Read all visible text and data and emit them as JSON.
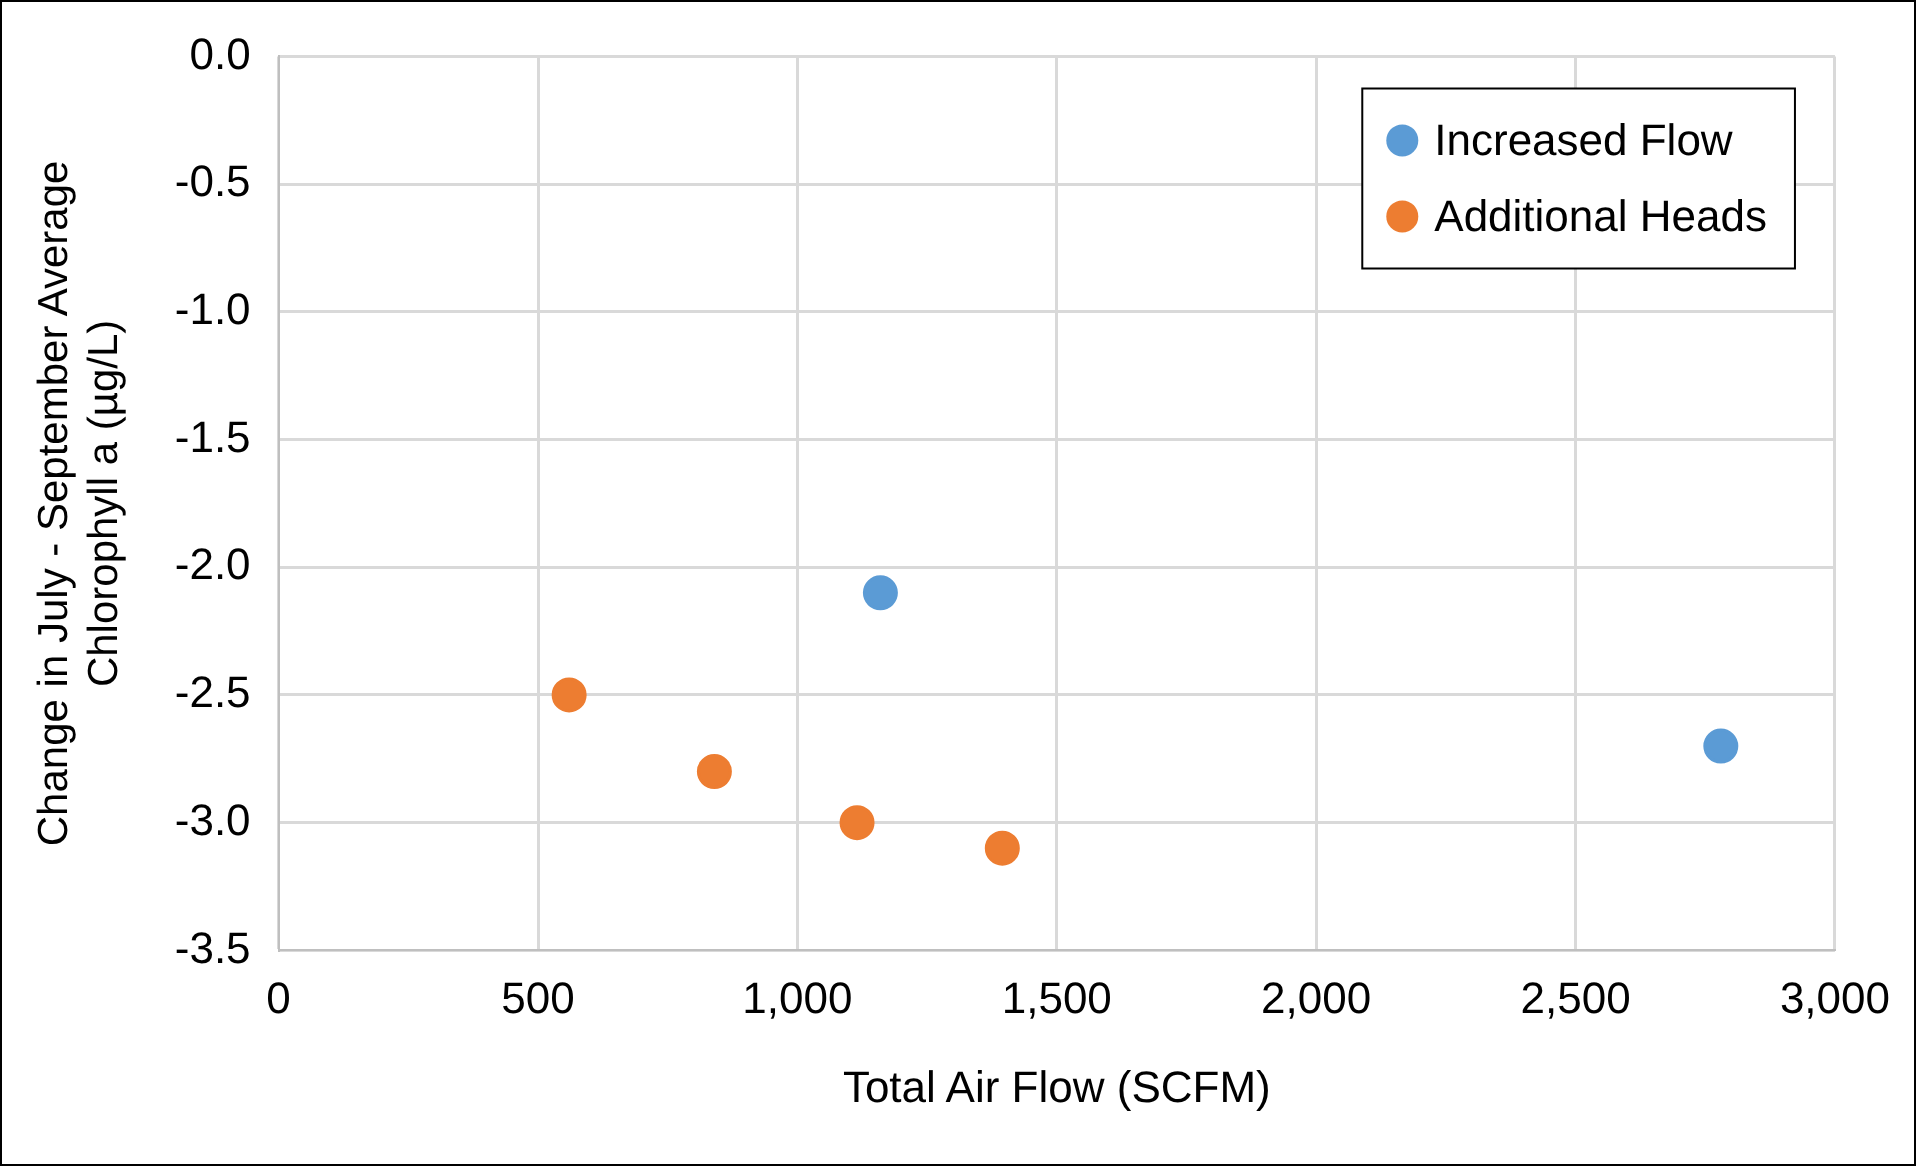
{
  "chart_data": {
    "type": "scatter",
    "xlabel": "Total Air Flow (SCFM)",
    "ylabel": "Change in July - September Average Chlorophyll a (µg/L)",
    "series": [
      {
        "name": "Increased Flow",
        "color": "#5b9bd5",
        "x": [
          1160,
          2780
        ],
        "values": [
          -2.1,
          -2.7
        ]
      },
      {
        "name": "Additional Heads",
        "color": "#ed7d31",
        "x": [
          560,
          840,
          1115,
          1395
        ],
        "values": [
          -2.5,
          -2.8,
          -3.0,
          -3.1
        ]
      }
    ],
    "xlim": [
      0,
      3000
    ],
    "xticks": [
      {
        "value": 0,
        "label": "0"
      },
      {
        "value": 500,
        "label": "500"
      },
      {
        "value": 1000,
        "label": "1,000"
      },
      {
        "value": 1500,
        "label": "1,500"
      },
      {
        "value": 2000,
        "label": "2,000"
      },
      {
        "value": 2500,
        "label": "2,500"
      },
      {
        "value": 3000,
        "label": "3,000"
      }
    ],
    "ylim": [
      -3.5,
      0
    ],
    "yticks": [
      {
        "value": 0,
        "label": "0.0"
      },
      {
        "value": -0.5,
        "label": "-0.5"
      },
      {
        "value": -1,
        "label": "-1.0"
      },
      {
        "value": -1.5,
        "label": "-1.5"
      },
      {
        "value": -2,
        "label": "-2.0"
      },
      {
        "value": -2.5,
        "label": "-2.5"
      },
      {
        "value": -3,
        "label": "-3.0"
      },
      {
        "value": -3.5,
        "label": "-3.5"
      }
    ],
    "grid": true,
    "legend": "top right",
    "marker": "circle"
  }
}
-=-=-
All entries must be written out again exactly as given, with no pictures in the copy.

Read all visible text and data and emit them as JSON.
{
  "chart_data": {
    "type": "scatter",
    "xlabel": "Total Air Flow (SCFM)",
    "ylabel": "Change in July - September Average Chlorophyll a (µg/L)",
    "series": [
      {
        "name": "Increased Flow",
        "color": "#5b9bd5",
        "x": [
          1160,
          2780
        ],
        "values": [
          -2.1,
          -2.7
        ]
      },
      {
        "name": "Additional Heads",
        "color": "#ed7d31",
        "x": [
          560,
          840,
          1115,
          1395
        ],
        "values": [
          -2.5,
          -2.8,
          -3.0,
          -3.1
        ]
      }
    ],
    "xlim": [
      0,
      3000
    ],
    "xticks": [
      {
        "value": 0,
        "label": "0"
      },
      {
        "value": 500,
        "label": "500"
      },
      {
        "value": 1000,
        "label": "1,000"
      },
      {
        "value": 1500,
        "label": "1,500"
      },
      {
        "value": 2000,
        "label": "2,000"
      },
      {
        "value": 2500,
        "label": "2,500"
      },
      {
        "value": 3000,
        "label": "3,000"
      }
    ],
    "ylim": [
      -3.5,
      0
    ],
    "yticks": [
      {
        "value": 0,
        "label": "0.0"
      },
      {
        "value": -0.5,
        "label": "-0.5"
      },
      {
        "value": -1,
        "label": "-1.0"
      },
      {
        "value": -1.5,
        "label": "-1.5"
      },
      {
        "value": -2,
        "label": "-2.0"
      },
      {
        "value": -2.5,
        "label": "-2.5"
      },
      {
        "value": -3,
        "label": "-3.0"
      },
      {
        "value": -3.5,
        "label": "-3.5"
      }
    ],
    "grid": true,
    "legend": "top right",
    "marker": "circle"
  }
}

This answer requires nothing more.